> What this task involves: Find the lines containing "true" and say how many there are, with no other words.
____
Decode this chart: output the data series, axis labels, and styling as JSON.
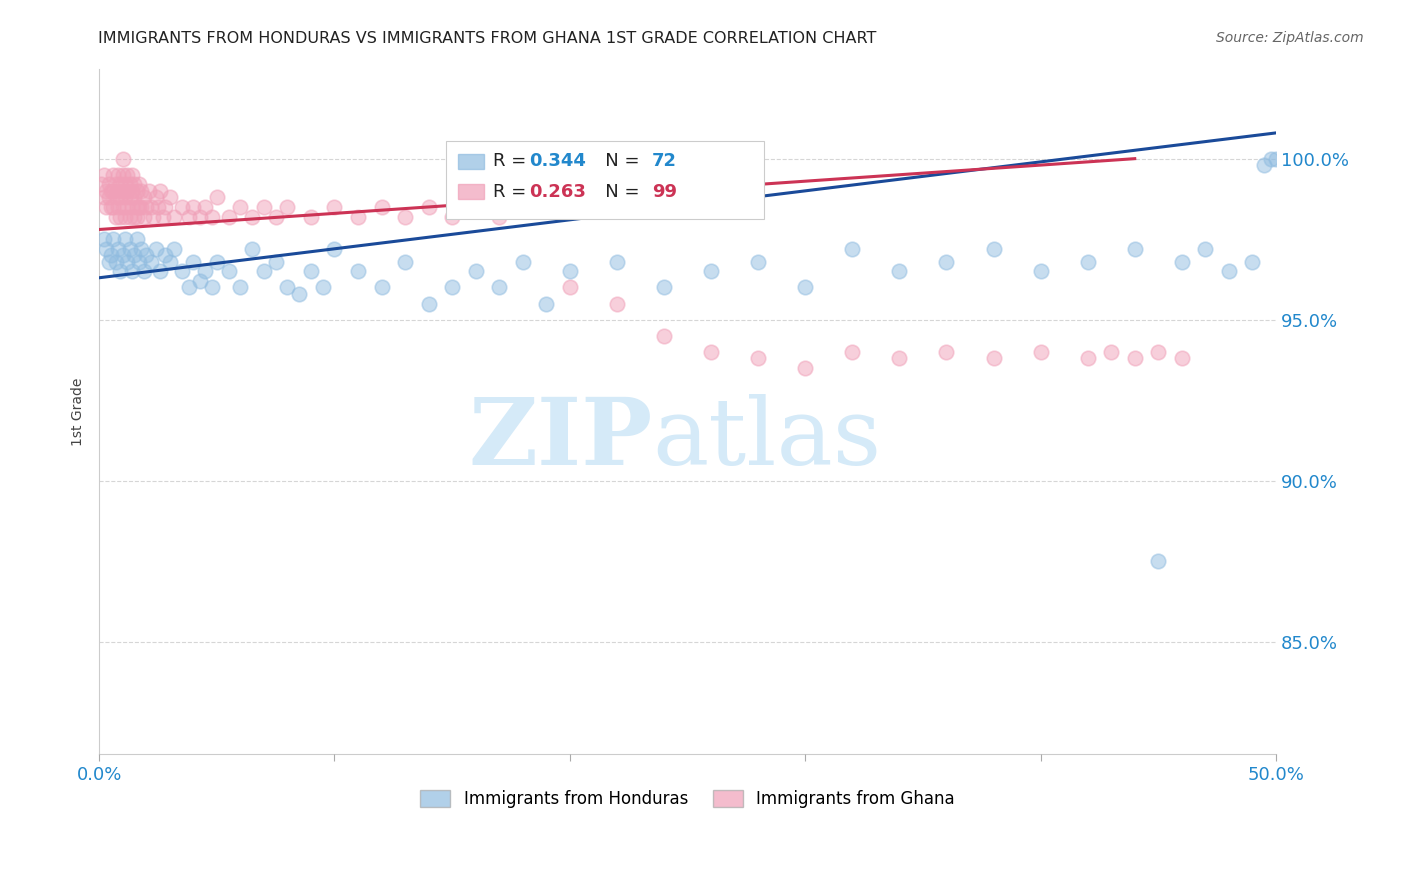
{
  "title": "IMMIGRANTS FROM HONDURAS VS IMMIGRANTS FROM GHANA 1ST GRADE CORRELATION CHART",
  "source": "Source: ZipAtlas.com",
  "ylabel": "1st Grade",
  "ytick_labels": [
    "100.0%",
    "95.0%",
    "90.0%",
    "85.0%"
  ],
  "ytick_values": [
    1.0,
    0.95,
    0.9,
    0.85
  ],
  "xlim": [
    0.0,
    0.5
  ],
  "ylim": [
    0.815,
    1.028
  ],
  "legend_blue_label": "Immigrants from Honduras",
  "legend_pink_label": "Immigrants from Ghana",
  "R_blue": 0.344,
  "N_blue": 72,
  "R_pink": 0.263,
  "N_pink": 99,
  "blue_color": "#90bce0",
  "pink_color": "#f0a0b8",
  "blue_line_color": "#1a4a99",
  "pink_line_color": "#cc3355",
  "watermark_zip": "ZIP",
  "watermark_atlas": "atlas",
  "watermark_color": "#d5eaf8",
  "blue_line_x": [
    0.0,
    0.5
  ],
  "blue_line_y": [
    0.963,
    1.008
  ],
  "pink_line_x": [
    0.0,
    0.44
  ],
  "pink_line_y": [
    0.978,
    1.0
  ],
  "blue_scatter_x": [
    0.002,
    0.003,
    0.004,
    0.005,
    0.006,
    0.007,
    0.008,
    0.009,
    0.01,
    0.011,
    0.012,
    0.013,
    0.014,
    0.015,
    0.016,
    0.017,
    0.018,
    0.019,
    0.02,
    0.022,
    0.024,
    0.026,
    0.028,
    0.03,
    0.032,
    0.035,
    0.038,
    0.04,
    0.043,
    0.045,
    0.048,
    0.05,
    0.055,
    0.06,
    0.065,
    0.07,
    0.075,
    0.08,
    0.085,
    0.09,
    0.095,
    0.1,
    0.11,
    0.12,
    0.13,
    0.14,
    0.15,
    0.16,
    0.17,
    0.18,
    0.19,
    0.2,
    0.22,
    0.24,
    0.26,
    0.28,
    0.3,
    0.32,
    0.34,
    0.36,
    0.38,
    0.4,
    0.42,
    0.44,
    0.45,
    0.46,
    0.47,
    0.48,
    0.49,
    0.495,
    0.498,
    0.5
  ],
  "blue_scatter_y": [
    0.975,
    0.972,
    0.968,
    0.97,
    0.975,
    0.968,
    0.972,
    0.965,
    0.97,
    0.975,
    0.968,
    0.972,
    0.965,
    0.97,
    0.975,
    0.968,
    0.972,
    0.965,
    0.97,
    0.968,
    0.972,
    0.965,
    0.97,
    0.968,
    0.972,
    0.965,
    0.96,
    0.968,
    0.962,
    0.965,
    0.96,
    0.968,
    0.965,
    0.96,
    0.972,
    0.965,
    0.968,
    0.96,
    0.958,
    0.965,
    0.96,
    0.972,
    0.965,
    0.96,
    0.968,
    0.955,
    0.96,
    0.965,
    0.96,
    0.968,
    0.955,
    0.965,
    0.968,
    0.96,
    0.965,
    0.968,
    0.96,
    0.972,
    0.965,
    0.968,
    0.972,
    0.965,
    0.968,
    0.972,
    0.875,
    0.968,
    0.972,
    0.965,
    0.968,
    0.998,
    1.0,
    1.0
  ],
  "pink_scatter_x": [
    0.001,
    0.002,
    0.002,
    0.003,
    0.003,
    0.004,
    0.004,
    0.005,
    0.005,
    0.006,
    0.006,
    0.006,
    0.007,
    0.007,
    0.007,
    0.008,
    0.008,
    0.008,
    0.009,
    0.009,
    0.009,
    0.01,
    0.01,
    0.01,
    0.01,
    0.011,
    0.011,
    0.011,
    0.012,
    0.012,
    0.012,
    0.013,
    0.013,
    0.013,
    0.014,
    0.014,
    0.014,
    0.015,
    0.015,
    0.015,
    0.016,
    0.016,
    0.016,
    0.017,
    0.017,
    0.018,
    0.018,
    0.019,
    0.019,
    0.02,
    0.021,
    0.022,
    0.023,
    0.024,
    0.025,
    0.026,
    0.027,
    0.028,
    0.03,
    0.032,
    0.035,
    0.038,
    0.04,
    0.043,
    0.045,
    0.048,
    0.05,
    0.055,
    0.06,
    0.065,
    0.07,
    0.075,
    0.08,
    0.09,
    0.1,
    0.11,
    0.12,
    0.13,
    0.14,
    0.15,
    0.16,
    0.17,
    0.18,
    0.2,
    0.22,
    0.24,
    0.26,
    0.28,
    0.3,
    0.32,
    0.34,
    0.36,
    0.38,
    0.4,
    0.42,
    0.43,
    0.44,
    0.45,
    0.46
  ],
  "pink_scatter_y": [
    0.992,
    0.988,
    0.995,
    0.985,
    0.99,
    0.988,
    0.992,
    0.985,
    0.99,
    0.985,
    0.99,
    0.995,
    0.982,
    0.988,
    0.992,
    0.985,
    0.99,
    0.995,
    0.982,
    0.988,
    0.992,
    0.985,
    0.99,
    0.995,
    1.0,
    0.982,
    0.988,
    0.992,
    0.985,
    0.99,
    0.995,
    0.982,
    0.988,
    0.992,
    0.985,
    0.99,
    0.995,
    0.982,
    0.988,
    0.992,
    0.985,
    0.99,
    0.982,
    0.985,
    0.992,
    0.985,
    0.99,
    0.982,
    0.988,
    0.985,
    0.99,
    0.985,
    0.982,
    0.988,
    0.985,
    0.99,
    0.982,
    0.985,
    0.988,
    0.982,
    0.985,
    0.982,
    0.985,
    0.982,
    0.985,
    0.982,
    0.988,
    0.982,
    0.985,
    0.982,
    0.985,
    0.982,
    0.985,
    0.982,
    0.985,
    0.982,
    0.985,
    0.982,
    0.985,
    0.982,
    0.985,
    0.982,
    0.985,
    0.96,
    0.955,
    0.945,
    0.94,
    0.938,
    0.935,
    0.94,
    0.938,
    0.94,
    0.938,
    0.94,
    0.938,
    0.94,
    0.938,
    0.94,
    0.938
  ]
}
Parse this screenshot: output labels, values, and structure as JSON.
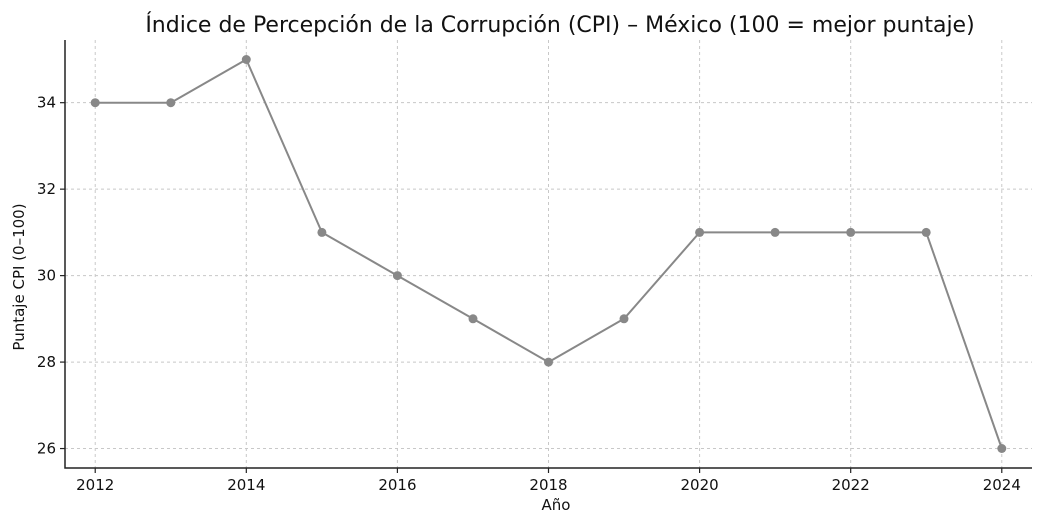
{
  "chart_data": {
    "type": "line",
    "title": "Índice de Percepción de la Corrupción (CPI) – México (100 = mejor puntaje)",
    "xlabel": "Año",
    "ylabel": "Puntaje CPI (0–100)",
    "x": [
      2012,
      2013,
      2014,
      2015,
      2016,
      2017,
      2018,
      2019,
      2020,
      2021,
      2022,
      2023,
      2024
    ],
    "series": [
      {
        "values": [
          34,
          34,
          35,
          31,
          30,
          29,
          28,
          29,
          31,
          31,
          31,
          31,
          26
        ]
      }
    ],
    "xlim": [
      2011.6,
      2024.4
    ],
    "ylim": [
      25.55,
      35.45
    ],
    "xticks": [
      2012,
      2014,
      2016,
      2018,
      2020,
      2022,
      2024
    ],
    "yticks": [
      26,
      28,
      30,
      32,
      34
    ],
    "grid": true,
    "colors": {
      "line": "#888888",
      "marker": "#888888"
    }
  }
}
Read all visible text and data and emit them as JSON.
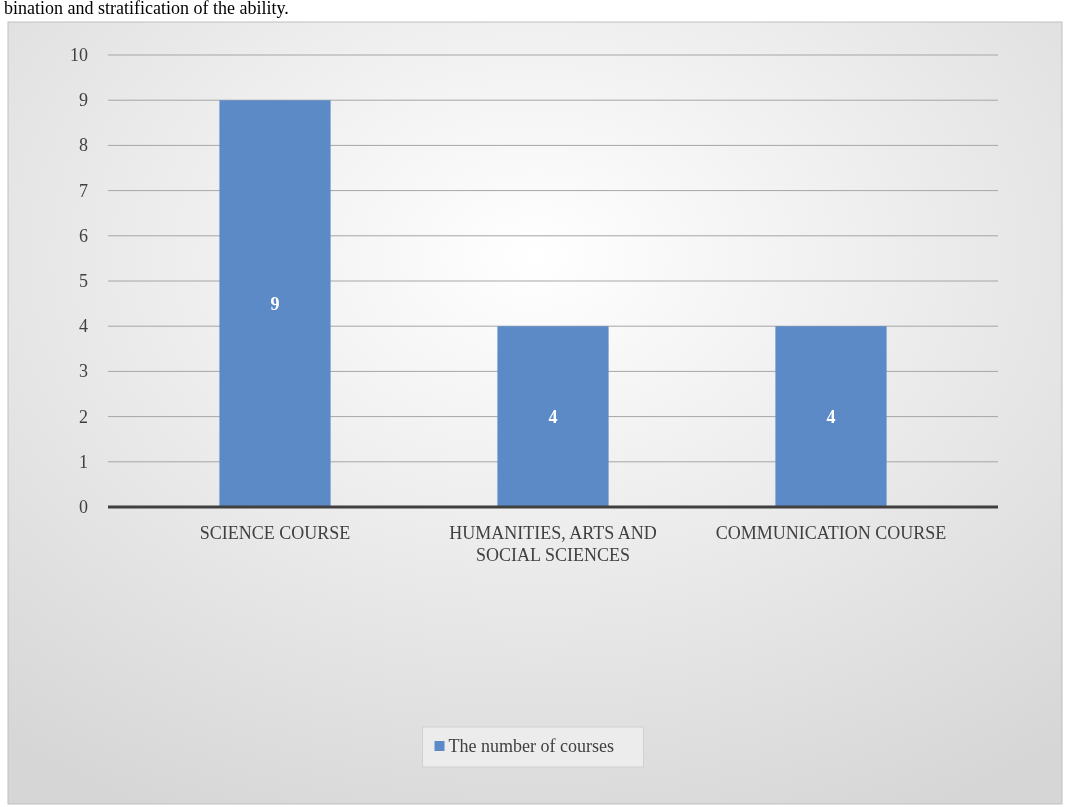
{
  "chart_data": {
    "type": "bar",
    "annotations": [
      "bination and stratification of the ability."
    ],
    "categories": [
      "SCIENCE COURSE",
      "HUMANITIES, ARTS AND SOCIAL SCIENCES",
      "COMMUNICATION COURSE"
    ],
    "series": [
      {
        "name": "The number of courses",
        "color": "#5b8ac6",
        "values": [
          9,
          4,
          4
        ]
      }
    ],
    "ylim": [
      0,
      10
    ],
    "yticks": [
      0,
      1,
      2,
      3,
      4,
      5,
      6,
      7,
      8,
      9,
      10
    ],
    "grid": "y",
    "legend": "bottom",
    "data_labels": true
  }
}
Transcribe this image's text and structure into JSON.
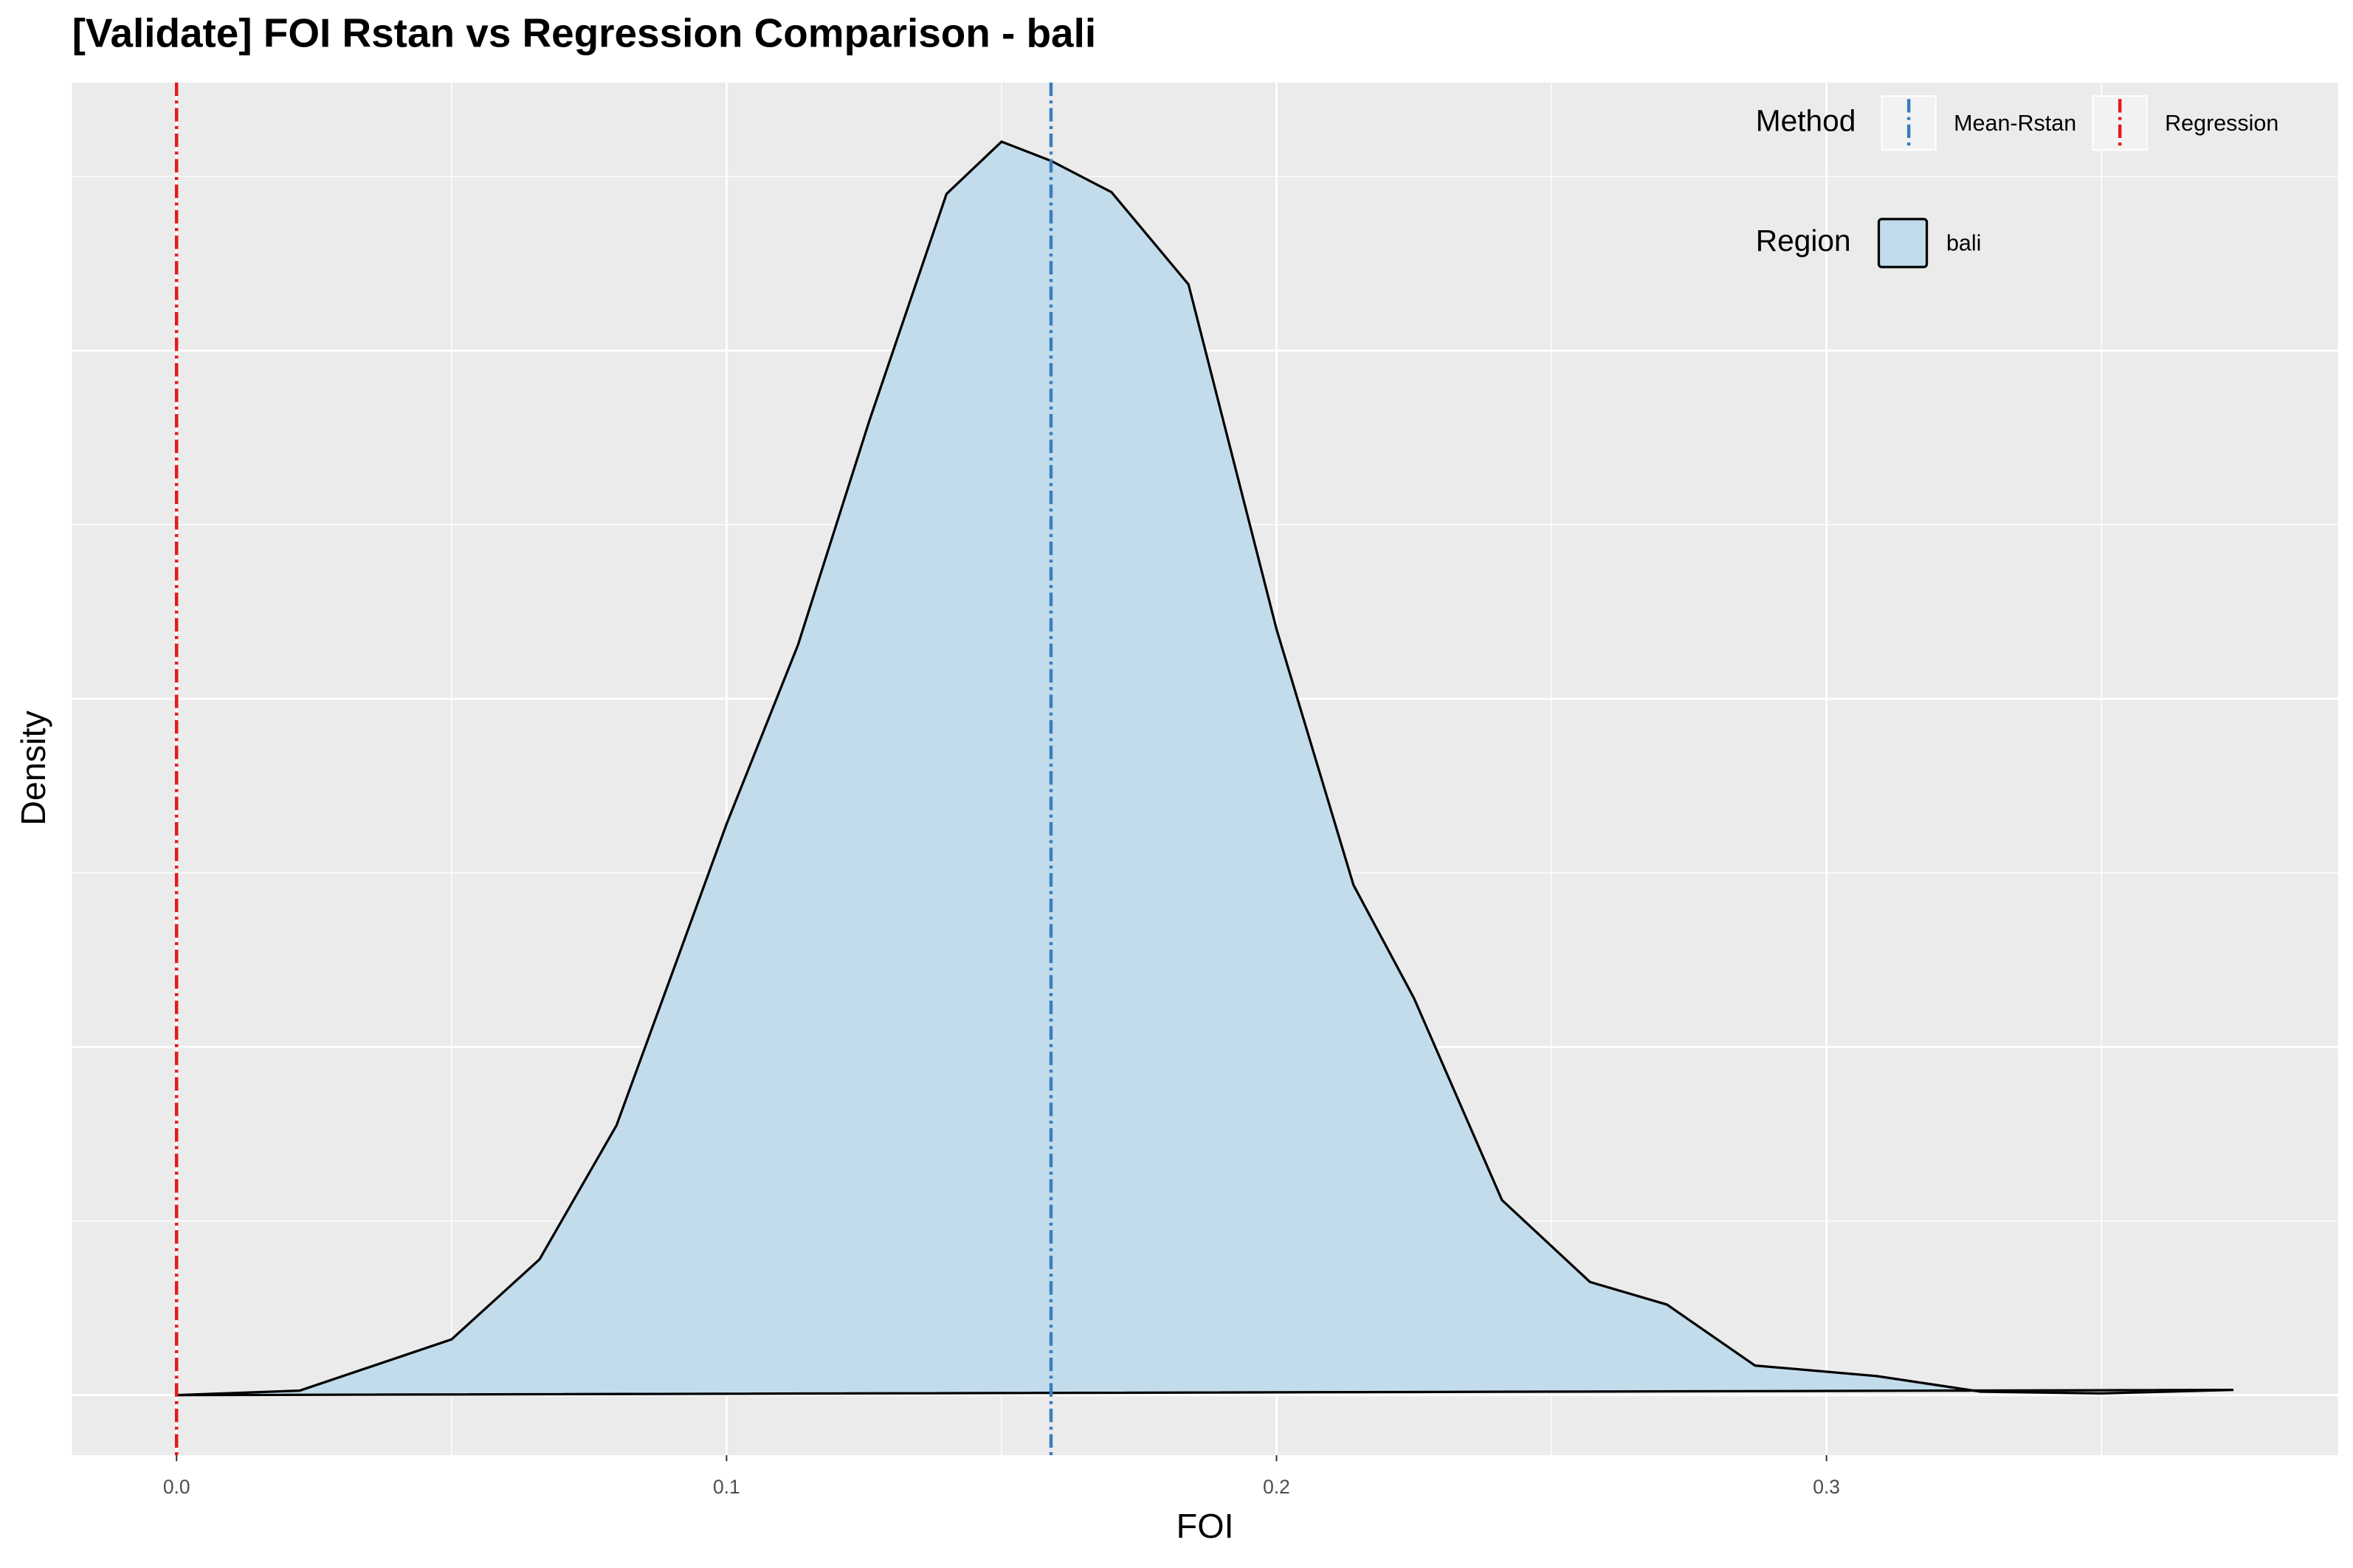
{
  "chart_data": {
    "type": "density",
    "title": "[Validate] FOI Rstan vs Regression Comparison - bali",
    "x_label": "FOI",
    "y_label": "Density",
    "x": [
      0,
      0.0224,
      0.05,
      0.066,
      0.08,
      0.091,
      0.1,
      0.113,
      0.126,
      0.14,
      0.15,
      0.159,
      0.17,
      0.184,
      0.2,
      0.214,
      0.225,
      0.241,
      0.257,
      0.271,
      0.287,
      0.309,
      0.328,
      0.35,
      0.374
    ],
    "series": [
      {
        "name": "bali",
        "color": "#c0dbec",
        "values": [
          0,
          0.026,
          0.32,
          0.78,
          1.55,
          2.5,
          3.28,
          4.31,
          5.6,
          6.9,
          7.2,
          7.09,
          6.91,
          6.38,
          4.4,
          2.93,
          2.28,
          1.12,
          0.65,
          0.52,
          0.17,
          0.11,
          0.02,
          0.01,
          0.03
        ]
      }
    ],
    "vlines": [
      {
        "name": "Mean-Rstan",
        "color": "#3a7ebf",
        "value": 0.159
      },
      {
        "name": "Regression",
        "color": "#e31a1c",
        "value": 0
      }
    ],
    "legend_titles": {
      "color": "Method",
      "fill": "Region"
    },
    "xlim": [
      -0.019,
      0.393
    ],
    "ylim": [
      -0.345,
      7.54
    ],
    "xticks": [
      {
        "value": 0,
        "label": "0.0"
      },
      0.1,
      0.2,
      0.3
    ],
    "yticks": [
      0,
      2,
      4,
      6
    ],
    "grid": true
  }
}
____
> Full answer: 3